### MATERIAL TO PROCESS:
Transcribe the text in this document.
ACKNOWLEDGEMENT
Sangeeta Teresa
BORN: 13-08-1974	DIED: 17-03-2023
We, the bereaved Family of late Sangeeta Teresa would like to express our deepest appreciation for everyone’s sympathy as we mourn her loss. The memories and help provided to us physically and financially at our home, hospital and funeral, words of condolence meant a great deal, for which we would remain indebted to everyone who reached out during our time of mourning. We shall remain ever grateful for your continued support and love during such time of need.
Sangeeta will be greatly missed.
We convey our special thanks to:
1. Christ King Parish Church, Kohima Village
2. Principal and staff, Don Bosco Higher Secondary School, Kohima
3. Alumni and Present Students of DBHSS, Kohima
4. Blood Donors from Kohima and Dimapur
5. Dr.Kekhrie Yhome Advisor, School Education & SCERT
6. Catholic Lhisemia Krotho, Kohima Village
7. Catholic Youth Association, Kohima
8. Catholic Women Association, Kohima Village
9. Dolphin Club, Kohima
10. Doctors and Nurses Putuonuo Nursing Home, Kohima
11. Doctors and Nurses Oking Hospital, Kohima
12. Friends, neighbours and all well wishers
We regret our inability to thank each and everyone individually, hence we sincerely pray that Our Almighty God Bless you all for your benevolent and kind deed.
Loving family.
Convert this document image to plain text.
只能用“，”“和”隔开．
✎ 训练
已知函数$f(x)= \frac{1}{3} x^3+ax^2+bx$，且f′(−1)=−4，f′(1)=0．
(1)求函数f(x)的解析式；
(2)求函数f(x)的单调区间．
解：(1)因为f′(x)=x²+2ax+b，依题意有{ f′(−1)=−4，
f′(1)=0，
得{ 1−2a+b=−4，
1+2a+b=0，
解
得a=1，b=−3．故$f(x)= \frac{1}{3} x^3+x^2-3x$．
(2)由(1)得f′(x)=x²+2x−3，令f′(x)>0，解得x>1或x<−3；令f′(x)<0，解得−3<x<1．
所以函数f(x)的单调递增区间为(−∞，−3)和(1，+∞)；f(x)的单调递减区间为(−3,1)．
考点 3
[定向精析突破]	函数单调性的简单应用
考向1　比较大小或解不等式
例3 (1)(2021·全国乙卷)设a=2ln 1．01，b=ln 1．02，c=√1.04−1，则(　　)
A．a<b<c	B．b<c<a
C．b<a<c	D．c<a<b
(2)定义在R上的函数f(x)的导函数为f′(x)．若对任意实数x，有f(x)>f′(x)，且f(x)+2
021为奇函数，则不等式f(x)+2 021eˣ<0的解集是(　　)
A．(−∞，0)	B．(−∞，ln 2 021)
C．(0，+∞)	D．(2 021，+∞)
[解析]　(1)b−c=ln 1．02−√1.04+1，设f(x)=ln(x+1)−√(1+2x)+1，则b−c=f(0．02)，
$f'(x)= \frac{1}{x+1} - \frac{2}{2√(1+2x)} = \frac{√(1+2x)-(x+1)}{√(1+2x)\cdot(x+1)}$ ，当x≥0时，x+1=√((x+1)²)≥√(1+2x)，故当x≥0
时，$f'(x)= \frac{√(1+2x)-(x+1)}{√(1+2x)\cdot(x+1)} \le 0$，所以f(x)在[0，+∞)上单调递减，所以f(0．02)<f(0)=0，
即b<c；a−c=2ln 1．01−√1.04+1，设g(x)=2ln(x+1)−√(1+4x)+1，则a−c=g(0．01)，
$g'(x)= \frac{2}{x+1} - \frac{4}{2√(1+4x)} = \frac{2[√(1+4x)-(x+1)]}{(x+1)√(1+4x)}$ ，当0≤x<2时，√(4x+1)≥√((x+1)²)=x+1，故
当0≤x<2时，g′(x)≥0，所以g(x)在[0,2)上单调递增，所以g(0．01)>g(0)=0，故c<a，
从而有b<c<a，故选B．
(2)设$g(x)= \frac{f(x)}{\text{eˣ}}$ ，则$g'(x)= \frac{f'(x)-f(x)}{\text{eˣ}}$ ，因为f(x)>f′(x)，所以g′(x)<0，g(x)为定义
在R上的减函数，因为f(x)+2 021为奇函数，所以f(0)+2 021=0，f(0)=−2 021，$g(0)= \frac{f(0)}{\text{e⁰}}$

### BRIEF:
Copy each line of the preceding data that contains the string "cdot".

### EXERCISE RESULT:
$f'(x)= \frac{1}{x+1} - \frac{2}{2√(1+2x)} = \frac{√(1+2x)-(x+1)}{√(1+2x)\cdot(x+1)}$ ，当x≥0时，x+1=√((x+1)²)≥√(1+2x)，故当x≥0
时，$f'(x)= \frac{√(1+2x)-(x+1)}{√(1+2x)\cdot(x+1)} \le 0$，所以f(x)在[0，+∞)上单调递减，所以f(0．02)<f(0)=0，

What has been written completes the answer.